===== Given entries
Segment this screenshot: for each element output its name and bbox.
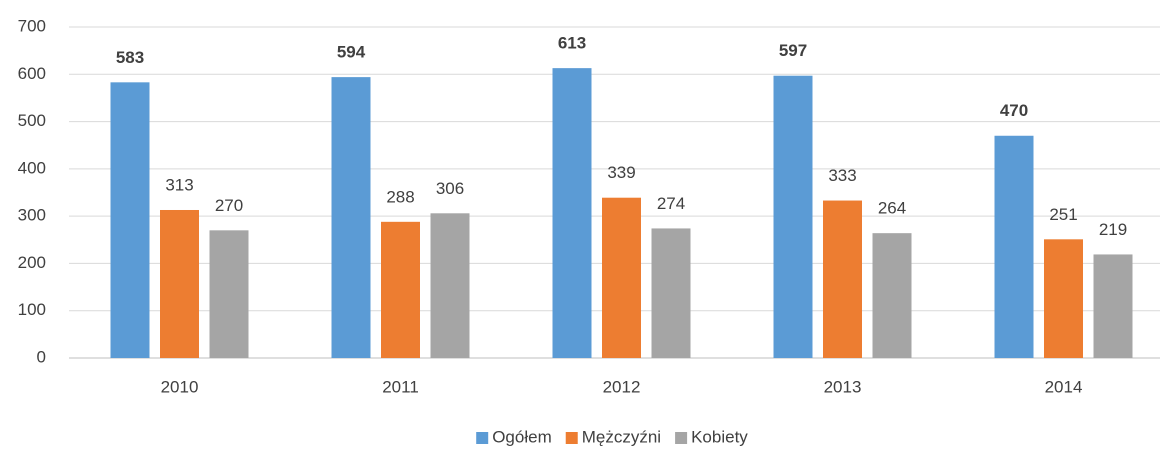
y-tick-label: 400 bbox=[18, 158, 46, 177]
legend-swatch bbox=[476, 432, 489, 444]
bar bbox=[209, 230, 249, 358]
data-label: 339 bbox=[607, 163, 635, 182]
legend-swatch bbox=[675, 432, 688, 444]
data-label: 288 bbox=[386, 187, 414, 206]
legend-label: Ogółem bbox=[492, 427, 552, 446]
x-tick-label: 2013 bbox=[824, 377, 862, 396]
bar bbox=[381, 221, 420, 358]
legend-label: Mężczyźni bbox=[582, 427, 661, 446]
data-label: 583 bbox=[116, 48, 144, 67]
bar bbox=[651, 228, 691, 358]
bar bbox=[1093, 254, 1133, 358]
data-label: 251 bbox=[1049, 205, 1077, 224]
y-tick-label: 500 bbox=[18, 111, 46, 130]
data-label: 333 bbox=[828, 166, 856, 185]
bar bbox=[994, 135, 1034, 358]
y-tick-label: 600 bbox=[18, 64, 46, 83]
y-tick-label: 700 bbox=[18, 16, 46, 35]
legend-swatch bbox=[565, 432, 578, 444]
bar bbox=[872, 233, 912, 358]
data-label: 264 bbox=[878, 199, 906, 218]
data-label: 597 bbox=[779, 41, 807, 60]
bar bbox=[602, 197, 641, 358]
bar bbox=[1044, 239, 1083, 358]
x-tick-label: 2010 bbox=[161, 377, 199, 396]
data-label: 306 bbox=[436, 179, 464, 198]
data-label: 470 bbox=[1000, 101, 1028, 120]
bar bbox=[773, 75, 813, 358]
y-tick-label: 300 bbox=[18, 206, 46, 225]
bar bbox=[110, 82, 150, 359]
data-label: 313 bbox=[165, 175, 193, 194]
data-label: 594 bbox=[337, 43, 366, 62]
bar bbox=[160, 209, 199, 358]
x-tick-label: 2014 bbox=[1045, 377, 1083, 396]
y-tick-label: 100 bbox=[18, 300, 46, 319]
x-tick-label: 2012 bbox=[603, 377, 641, 396]
x-tick-label: 2011 bbox=[382, 377, 419, 396]
data-label: 274 bbox=[657, 194, 685, 213]
bar bbox=[430, 213, 470, 358]
legend-label: Kobiety bbox=[691, 427, 748, 446]
data-label: 613 bbox=[558, 34, 586, 53]
bar bbox=[552, 68, 592, 358]
legend: Ogółem Mężczyźni Kobiety bbox=[476, 427, 748, 446]
bar bbox=[331, 77, 371, 358]
bar bbox=[823, 200, 862, 358]
data-label: 219 bbox=[1099, 220, 1127, 239]
y-tick-label: 200 bbox=[18, 253, 46, 272]
data-label: 270 bbox=[215, 196, 243, 215]
y-tick-label: 0 bbox=[37, 347, 46, 366]
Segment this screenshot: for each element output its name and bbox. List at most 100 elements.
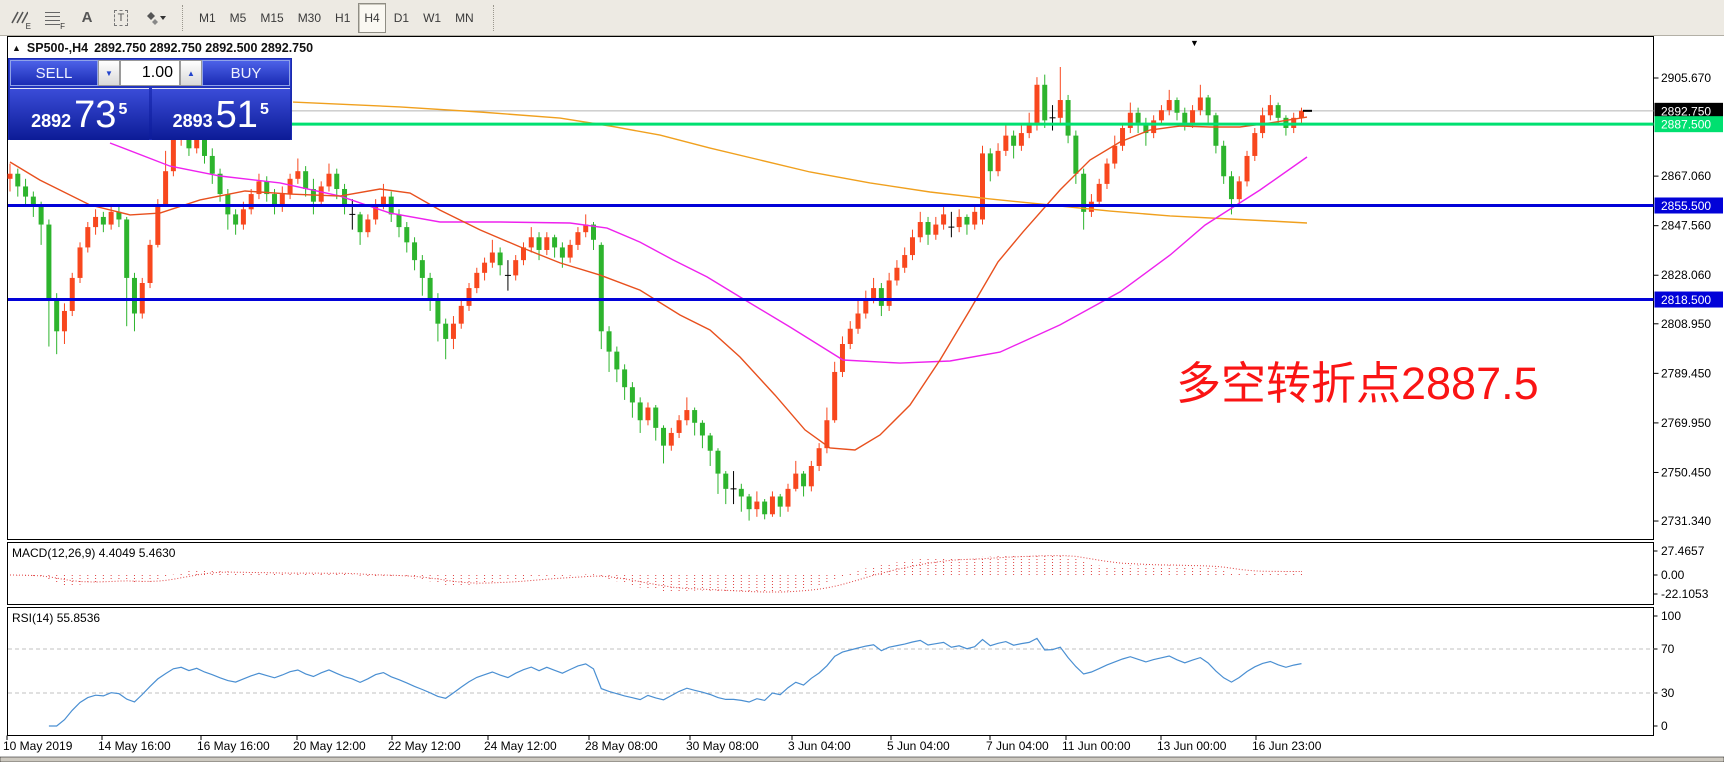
candle-down <box>15 173 21 187</box>
candle-down <box>46 224 52 301</box>
candle-down <box>233 214 239 225</box>
candle-down <box>738 488 744 497</box>
chart-title: ▲ SP500-,H4 2892.750 2892.750 2892.500 2… <box>12 41 313 55</box>
timeframe-button-M15[interactable]: M15 <box>254 3 289 33</box>
candle-down <box>715 450 721 474</box>
macd-axis-label: 27.4657 <box>1661 544 1705 558</box>
buy-button[interactable]: BUY <box>202 60 290 86</box>
rsi-axis-label: 0 <box>1661 719 1668 733</box>
candle-down <box>38 206 44 225</box>
time-axis-label: 30 May 08:00 <box>686 739 759 753</box>
candle-up <box>194 133 200 149</box>
candle-down <box>878 288 884 306</box>
grid-icon[interactable]: F <box>38 4 68 32</box>
bottom-window-edge <box>0 756 1724 762</box>
text-box-icon[interactable]: T <box>106 4 136 32</box>
candle-up <box>279 194 285 207</box>
blue-level-box-2[interactable] <box>1654 291 1724 308</box>
candle-down <box>637 402 643 421</box>
toolbar-separator <box>182 4 184 31</box>
candle-up <box>1298 110 1304 118</box>
timeframe-button-D1[interactable]: D1 <box>388 3 415 33</box>
timeframe-button-M1[interactable]: M1 <box>193 3 222 33</box>
timeframe-button-H1[interactable]: H1 <box>329 3 356 33</box>
macd-axis-label: -22.1053 <box>1661 587 1709 601</box>
timeframe-button-MN[interactable]: MN <box>449 3 480 33</box>
price-tick-label: 2750.450 <box>1661 465 1711 479</box>
candle-down <box>629 387 635 403</box>
candle-down <box>614 351 620 370</box>
bid-price-display[interactable]: 2892 73 5 <box>10 88 149 140</box>
candle-up <box>933 224 939 235</box>
candle-down <box>30 196 36 207</box>
rsi-axis-label: 100 <box>1661 609 1681 623</box>
candle-up <box>871 288 877 299</box>
candle-up <box>808 465 814 487</box>
candle-down <box>925 222 931 235</box>
timeframe-button-H4[interactable]: H4 <box>358 2 386 33</box>
time-axis-label: 14 May 16:00 <box>98 739 171 753</box>
candle-down <box>987 153 993 172</box>
candle-down <box>692 410 698 423</box>
rsi-panel[interactable] <box>7 607 1654 736</box>
candle-down <box>412 242 418 261</box>
candle-up <box>287 178 293 195</box>
candle-up <box>1026 122 1032 134</box>
candle-up <box>1104 163 1110 184</box>
candle-up <box>1236 181 1242 200</box>
rsi-label: RSI(14) 55.8536 <box>12 611 101 625</box>
candle-up <box>839 343 845 372</box>
candle-up <box>513 260 519 276</box>
macd-signal-line <box>9 555 1302 593</box>
volume-increase-button[interactable]: ▲ <box>180 60 202 86</box>
cursor-tool-icon[interactable] <box>140 4 170 32</box>
sell-button[interactable]: SELL <box>10 60 98 86</box>
candle-down <box>334 173 340 189</box>
time-axis-label: 7 Jun 04:00 <box>986 739 1049 753</box>
ask-price-display[interactable]: 2893 51 5 <box>151 88 290 140</box>
timeframe-button-M5[interactable]: M5 <box>224 3 253 33</box>
candle-up <box>909 237 915 256</box>
blue-level-box-1[interactable] <box>1654 197 1724 214</box>
current-price-box[interactable] <box>1654 102 1724 119</box>
candle-up <box>108 211 114 225</box>
candle-down <box>1275 105 1281 118</box>
candle-up <box>69 277 75 311</box>
time-axis-label: 5 Jun 04:00 <box>887 739 950 753</box>
candle-up <box>941 214 947 225</box>
candle-up <box>1057 100 1063 118</box>
candle-up <box>240 209 246 225</box>
volume-input[interactable] <box>120 60 180 86</box>
candle-up <box>995 150 1001 172</box>
candle-down <box>303 171 309 189</box>
candle-up <box>785 488 791 507</box>
timeframe-button-M30[interactable]: M30 <box>292 3 327 33</box>
candle-up <box>1096 183 1102 202</box>
candle-down <box>1174 100 1180 113</box>
candle-up <box>295 171 301 179</box>
macd-axis-label: 0.00 <box>1661 568 1685 582</box>
candle-down <box>209 155 215 174</box>
candle-up <box>1158 110 1164 121</box>
green-level-box[interactable] <box>1654 116 1724 133</box>
price-tick-label: 2789.450 <box>1661 366 1711 380</box>
candle-down <box>419 260 425 278</box>
volume-decrease-button[interactable]: ▼ <box>98 60 120 86</box>
candle-down <box>116 211 122 220</box>
candle-up <box>567 244 573 258</box>
candle-up <box>575 232 581 245</box>
text-label-icon[interactable]: A <box>81 9 93 26</box>
current-price-box-label: 2892.750 <box>1661 104 1711 118</box>
macd-histogram <box>17 554 1302 593</box>
draw-objects-icon[interactable]: E <box>4 4 34 32</box>
candle-up <box>832 371 838 421</box>
macd-panel[interactable] <box>7 542 1654 605</box>
candle-up <box>373 204 379 220</box>
toolbar-separator-2 <box>492 4 495 31</box>
candle-up <box>85 227 91 248</box>
candle-up <box>7 173 13 179</box>
collapse-arrow-icon[interactable]: ▲ <box>12 43 21 53</box>
price-tick-label: 2731.340 <box>1661 514 1711 528</box>
timeframe-button-W1[interactable]: W1 <box>417 3 447 33</box>
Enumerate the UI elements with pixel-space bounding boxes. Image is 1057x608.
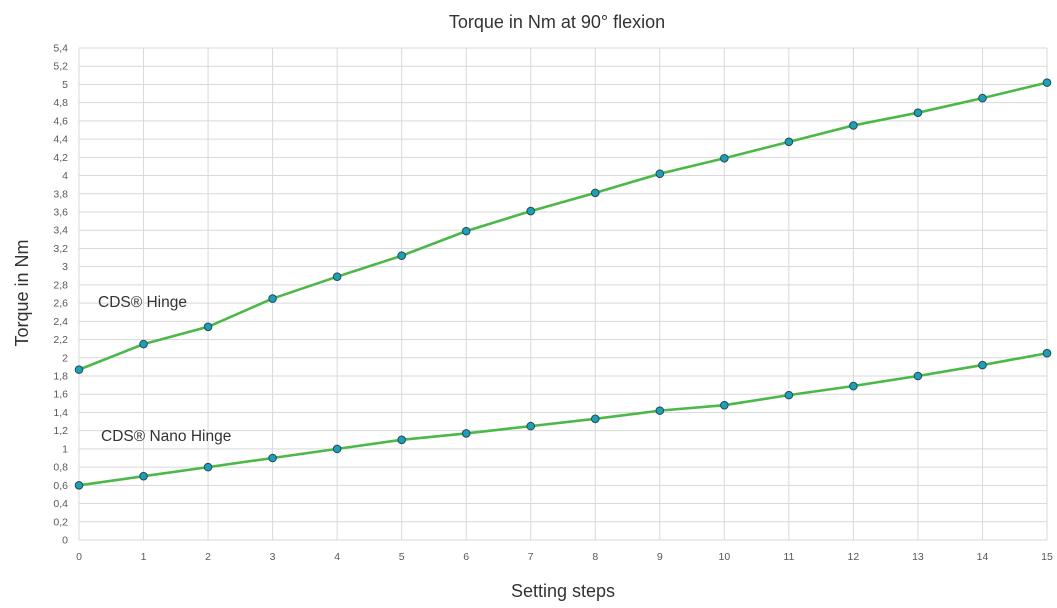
y-tick-label: 2,2: [53, 334, 68, 346]
y-tick-label: 4,6: [53, 115, 68, 127]
data-point: [268, 453, 277, 463]
data-point: [332, 272, 342, 281]
data-point: [74, 365, 84, 374]
series-line: [77, 351, 1049, 487]
data-point: [913, 371, 923, 381]
y-tick-label: 4,4: [53, 134, 68, 146]
data-point: [397, 251, 406, 261]
data-point: [268, 294, 277, 303]
series-label: CDS® Nano Hinge: [101, 428, 231, 445]
x-tick-label: 4: [334, 551, 340, 563]
x-tick-label: 0: [76, 551, 82, 563]
data-point: [590, 188, 600, 198]
y-tick-label: 3,4: [53, 225, 68, 237]
y-tick-label: 1,4: [53, 407, 68, 419]
y-axis-ticks: 0 0,2 0,4 0,6 0,8 1 1,2 1,4 1,6 1,8 2 2,2 2,4 2,6 2,8 3…: [53, 43, 68, 547]
data-point: [655, 406, 665, 415]
x-tick-label: 2: [205, 551, 211, 563]
y-tick-label: 2,4: [53, 316, 68, 328]
x-tick-label: 10: [718, 551, 730, 563]
series-lines: [77, 81, 1049, 487]
chart-title: Torque in Nm at 90° flexion: [449, 12, 665, 32]
y-tick-label: 2,6: [53, 298, 68, 310]
x-tick-label: 6: [463, 551, 469, 563]
data-point: [74, 481, 84, 490]
y-tick-label: 0,4: [53, 498, 68, 510]
data-point: [332, 444, 342, 454]
data-point: [784, 137, 794, 147]
y-tick-label: 0,6: [53, 480, 68, 492]
y-tick-label: 3: [62, 261, 68, 273]
data-point: [461, 429, 471, 438]
series-line: [77, 81, 1049, 371]
x-tick-label: 12: [848, 551, 860, 563]
data-point: [461, 226, 471, 236]
y-tick-label: 4,2: [53, 152, 68, 164]
data-point: [139, 339, 148, 349]
y-axis-title: Torque in Nm: [12, 239, 32, 346]
y-tick-label: 2,8: [53, 279, 68, 291]
y-tick-label: 0: [62, 535, 68, 547]
data-point: [913, 108, 923, 117]
data-point: [526, 206, 536, 216]
y-tick-label: 1,8: [53, 371, 68, 383]
y-tick-label: 5,2: [53, 61, 68, 73]
data-point: [849, 381, 858, 391]
x-tick-label: 7: [528, 551, 534, 563]
y-tick-label: 5: [62, 79, 68, 91]
data-point: [526, 421, 536, 431]
y-tick-label: 3,6: [53, 207, 68, 219]
data-point: [1042, 348, 1052, 358]
x-axis-title: Setting steps: [511, 581, 615, 601]
x-tick-label: 1: [141, 551, 147, 563]
y-tick-label: 3,2: [53, 243, 68, 255]
data-point: [720, 400, 729, 410]
series-label: CDS® Hinge: [98, 294, 187, 311]
x-tick-label: 8: [592, 551, 598, 563]
y-tick-label: 4: [62, 170, 68, 182]
x-tick-label: 5: [399, 551, 405, 563]
series-labels: CDS® Hinge CDS® Nano Hinge: [98, 294, 231, 445]
x-tick-label: 13: [912, 551, 924, 563]
y-tick-label: 2: [62, 352, 68, 364]
y-tick-label: 1: [62, 443, 68, 455]
data-point: [978, 360, 987, 370]
x-tick-label: 15: [1041, 551, 1053, 563]
data-point: [720, 153, 729, 163]
y-tick-label: 4,8: [53, 97, 68, 109]
data-point: [1042, 78, 1052, 87]
data-point: [203, 462, 213, 472]
y-tick-label: 1,2: [53, 425, 68, 437]
y-tick-label: 0,8: [53, 462, 68, 474]
x-tick-label: 9: [657, 551, 663, 563]
x-tick-label: 11: [783, 551, 794, 563]
data-point: [397, 435, 406, 445]
data-point: [784, 390, 794, 400]
x-tick-label: 14: [977, 551, 989, 563]
data-point: [590, 414, 600, 424]
x-axis-ticks: 0 1 2 3 4 5 6 7 8 9 10 11 12 13 14 15: [76, 551, 1053, 563]
data-point: [655, 169, 665, 179]
data-point: [849, 121, 858, 130]
data-point: [139, 471, 148, 481]
y-tick-label: 1,6: [53, 389, 68, 401]
series-markers: [74, 78, 1052, 490]
y-tick-label: 3,8: [53, 188, 68, 200]
data-point: [203, 322, 213, 332]
y-tick-label: 0,2: [53, 516, 68, 528]
y-tick-label: 5,4: [53, 43, 68, 55]
grid: [78, 47, 1048, 541]
data-point: [978, 93, 987, 103]
x-tick-label: 3: [270, 551, 276, 563]
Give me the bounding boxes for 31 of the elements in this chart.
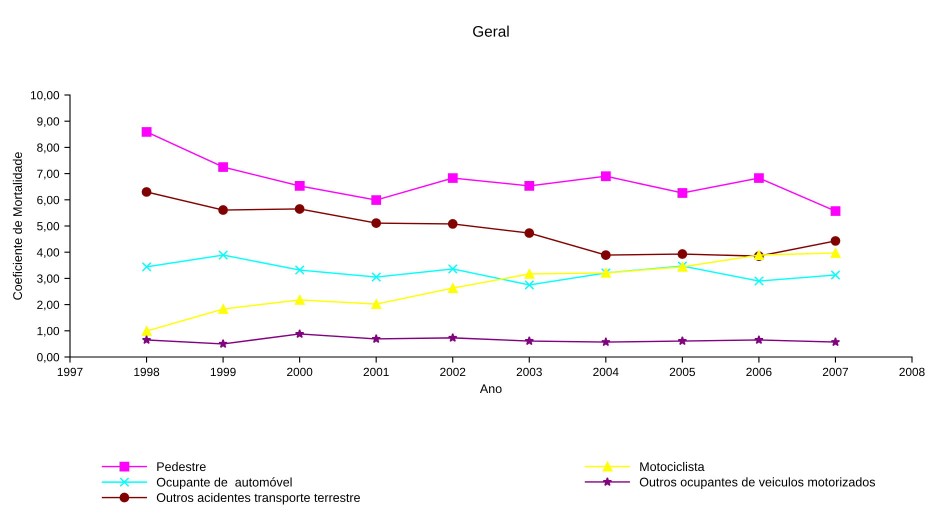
x-tick-label: 1997 — [58, 368, 83, 376]
legend-label: Ocupante de automóvel — [156, 477, 292, 490]
y-tick-label: 9,00 — [37, 117, 60, 127]
legend-label: Outros acidentes transporte terrestre — [156, 492, 360, 504]
y-tick-label: 1,00 — [38, 326, 60, 337]
chart-title: Geral — [473, 26, 509, 37]
y-tick-label: 2,00 — [37, 300, 60, 310]
y-tick-label: 6,00 — [37, 196, 60, 206]
y-axis-title: Coeficiente de Mortalidade — [12, 152, 22, 300]
x-tick-label: 1998 — [134, 368, 160, 376]
x-tick-label: 2007 — [822, 368, 848, 376]
legend-label: Motociclista — [640, 462, 705, 472]
y-tick-label: 5,00 — [37, 222, 60, 232]
x-tick-label: 2001 — [364, 368, 389, 376]
x-tick-label: 2003 — [516, 368, 542, 376]
x-tick-label: 2005 — [670, 368, 695, 376]
x-tick-label: 2000 — [287, 368, 312, 376]
legend-label: Outros ocupantes de veiculos motorizados — [640, 477, 876, 489]
x-tick-label: 2008 — [899, 368, 925, 376]
legend-label: Pedestre — [157, 462, 206, 472]
x-axis-title: Ano — [480, 384, 502, 394]
y-tick-label: 7,00 — [37, 170, 60, 180]
y-tick-label: 3,00 — [37, 274, 60, 284]
y-tick-label: 4,00 — [36, 248, 60, 258]
x-tick-label: 2004 — [593, 368, 619, 376]
x-tick-label: 2006 — [746, 368, 772, 376]
y-tick-label: 0,00 — [37, 353, 60, 363]
y-tick-label: 10,00 — [30, 91, 60, 101]
x-tick-label: 2002 — [440, 368, 466, 376]
x-tick-label: 1999 — [210, 368, 236, 376]
y-tick-label: 8,00 — [37, 143, 60, 154]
==========
[Goal of the exercise] Starting with the line containing "candle-down <box>15 173 21 187</box>" and going on through the line containing "candle-down <box>637 402 643 421</box>", rewrite those lines and substitute "candle-rise" for every "candle-up", leaving everything else unchanged.

[Full answer]
candle-down <box>15 173 21 187</box>
candle-down <box>46 224 52 301</box>
candle-down <box>233 214 239 225</box>
candle-down <box>738 488 744 497</box>
chart-title: ▲ SP500-,H4 2892.750 2892.750 2892.500 2… <box>12 41 313 55</box>
timeframe-button-M15[interactable]: M15 <box>254 3 289 33</box>
candle-down <box>715 450 721 474</box>
macd-axis-label: 27.4657 <box>1661 544 1705 558</box>
buy-button[interactable]: BUY <box>202 60 290 86</box>
rsi-axis-label: 0 <box>1661 719 1668 733</box>
candle-down <box>38 206 44 225</box>
time-axis-label: 30 May 08:00 <box>686 739 759 753</box>
candle-rise <box>194 133 200 149</box>
candle-down <box>878 288 884 306</box>
grid-icon[interactable]: F <box>38 4 68 32</box>
bottom-window-edge <box>0 756 1724 762</box>
text-box-icon[interactable]: T <box>106 4 136 32</box>
candle-rise <box>279 194 285 207</box>
blue-level-box-2[interactable] <box>1654 291 1724 308</box>
candle-down <box>637 402 643 421</box>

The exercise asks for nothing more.